*DESCRIPTION OF THE TASK:*
Collect all lines below with the string "Software".

Stored data:
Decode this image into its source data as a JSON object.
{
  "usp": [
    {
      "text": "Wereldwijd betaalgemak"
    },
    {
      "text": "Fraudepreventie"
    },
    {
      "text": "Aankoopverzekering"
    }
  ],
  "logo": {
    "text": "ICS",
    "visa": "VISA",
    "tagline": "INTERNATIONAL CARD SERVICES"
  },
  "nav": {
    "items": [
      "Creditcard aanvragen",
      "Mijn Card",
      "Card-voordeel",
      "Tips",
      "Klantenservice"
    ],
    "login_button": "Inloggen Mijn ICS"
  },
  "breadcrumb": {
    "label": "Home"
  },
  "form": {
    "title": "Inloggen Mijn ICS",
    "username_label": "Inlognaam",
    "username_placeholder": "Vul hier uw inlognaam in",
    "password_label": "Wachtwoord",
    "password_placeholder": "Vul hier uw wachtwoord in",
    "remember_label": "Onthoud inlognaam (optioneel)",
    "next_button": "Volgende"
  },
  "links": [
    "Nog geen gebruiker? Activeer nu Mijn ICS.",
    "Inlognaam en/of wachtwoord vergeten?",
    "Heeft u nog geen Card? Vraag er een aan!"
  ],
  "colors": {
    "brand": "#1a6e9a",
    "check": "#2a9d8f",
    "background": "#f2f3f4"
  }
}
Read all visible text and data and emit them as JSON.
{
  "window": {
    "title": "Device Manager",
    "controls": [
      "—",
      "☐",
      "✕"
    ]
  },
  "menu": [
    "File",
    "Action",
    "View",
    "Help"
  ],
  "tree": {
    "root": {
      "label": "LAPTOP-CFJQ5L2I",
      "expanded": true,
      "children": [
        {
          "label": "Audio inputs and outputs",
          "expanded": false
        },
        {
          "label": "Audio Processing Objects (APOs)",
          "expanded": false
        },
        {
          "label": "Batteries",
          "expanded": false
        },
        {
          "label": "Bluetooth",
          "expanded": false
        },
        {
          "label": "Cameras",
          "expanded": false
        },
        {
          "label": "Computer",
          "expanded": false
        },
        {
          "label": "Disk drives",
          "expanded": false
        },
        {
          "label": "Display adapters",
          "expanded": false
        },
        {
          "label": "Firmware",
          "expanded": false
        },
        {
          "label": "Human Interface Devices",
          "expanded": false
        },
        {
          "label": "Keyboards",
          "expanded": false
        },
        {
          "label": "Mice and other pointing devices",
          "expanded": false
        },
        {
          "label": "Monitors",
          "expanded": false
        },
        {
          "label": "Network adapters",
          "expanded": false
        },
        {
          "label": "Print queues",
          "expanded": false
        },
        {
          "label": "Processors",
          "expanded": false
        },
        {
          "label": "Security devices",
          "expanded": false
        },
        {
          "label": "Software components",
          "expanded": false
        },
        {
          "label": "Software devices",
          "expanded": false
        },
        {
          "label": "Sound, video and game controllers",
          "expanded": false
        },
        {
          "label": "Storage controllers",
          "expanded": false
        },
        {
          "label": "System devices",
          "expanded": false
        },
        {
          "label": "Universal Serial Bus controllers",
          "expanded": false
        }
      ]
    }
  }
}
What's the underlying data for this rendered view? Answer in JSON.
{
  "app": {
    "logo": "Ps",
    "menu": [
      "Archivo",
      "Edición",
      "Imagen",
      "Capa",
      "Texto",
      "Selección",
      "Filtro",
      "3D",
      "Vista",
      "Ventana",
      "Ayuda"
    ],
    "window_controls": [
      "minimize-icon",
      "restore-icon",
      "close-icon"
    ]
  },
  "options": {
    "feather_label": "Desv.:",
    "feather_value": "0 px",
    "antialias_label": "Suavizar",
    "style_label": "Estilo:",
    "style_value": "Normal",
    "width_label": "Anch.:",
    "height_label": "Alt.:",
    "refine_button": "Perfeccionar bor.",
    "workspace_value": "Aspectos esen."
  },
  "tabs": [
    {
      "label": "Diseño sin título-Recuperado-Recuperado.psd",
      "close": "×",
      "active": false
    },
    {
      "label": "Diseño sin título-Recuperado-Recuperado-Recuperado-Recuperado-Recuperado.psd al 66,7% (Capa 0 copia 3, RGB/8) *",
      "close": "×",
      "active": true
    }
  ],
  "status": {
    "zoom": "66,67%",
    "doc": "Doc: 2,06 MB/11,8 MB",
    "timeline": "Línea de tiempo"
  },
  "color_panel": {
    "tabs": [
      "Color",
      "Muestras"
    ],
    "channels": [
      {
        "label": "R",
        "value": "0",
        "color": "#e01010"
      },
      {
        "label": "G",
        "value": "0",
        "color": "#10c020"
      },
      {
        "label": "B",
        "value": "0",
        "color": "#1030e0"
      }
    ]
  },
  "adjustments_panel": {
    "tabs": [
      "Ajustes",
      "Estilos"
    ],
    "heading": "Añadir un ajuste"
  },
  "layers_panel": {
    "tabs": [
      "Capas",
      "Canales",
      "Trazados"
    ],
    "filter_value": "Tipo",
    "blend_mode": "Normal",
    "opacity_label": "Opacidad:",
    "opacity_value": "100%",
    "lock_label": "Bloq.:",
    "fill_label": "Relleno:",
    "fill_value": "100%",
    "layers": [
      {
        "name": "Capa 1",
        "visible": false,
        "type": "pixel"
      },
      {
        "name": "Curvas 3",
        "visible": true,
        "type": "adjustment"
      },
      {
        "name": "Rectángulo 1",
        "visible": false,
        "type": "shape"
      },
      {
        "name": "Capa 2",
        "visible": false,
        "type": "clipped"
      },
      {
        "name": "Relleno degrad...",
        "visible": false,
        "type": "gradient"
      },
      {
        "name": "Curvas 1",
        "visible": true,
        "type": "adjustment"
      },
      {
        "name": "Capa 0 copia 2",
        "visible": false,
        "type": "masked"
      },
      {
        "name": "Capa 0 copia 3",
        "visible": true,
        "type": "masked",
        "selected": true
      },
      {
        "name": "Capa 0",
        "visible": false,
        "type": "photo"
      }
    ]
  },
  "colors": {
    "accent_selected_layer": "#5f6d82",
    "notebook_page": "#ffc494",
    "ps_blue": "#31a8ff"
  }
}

*ANSWER TO THE EXERCISE:*
          "label": "Software components",
          "label": "Software devices",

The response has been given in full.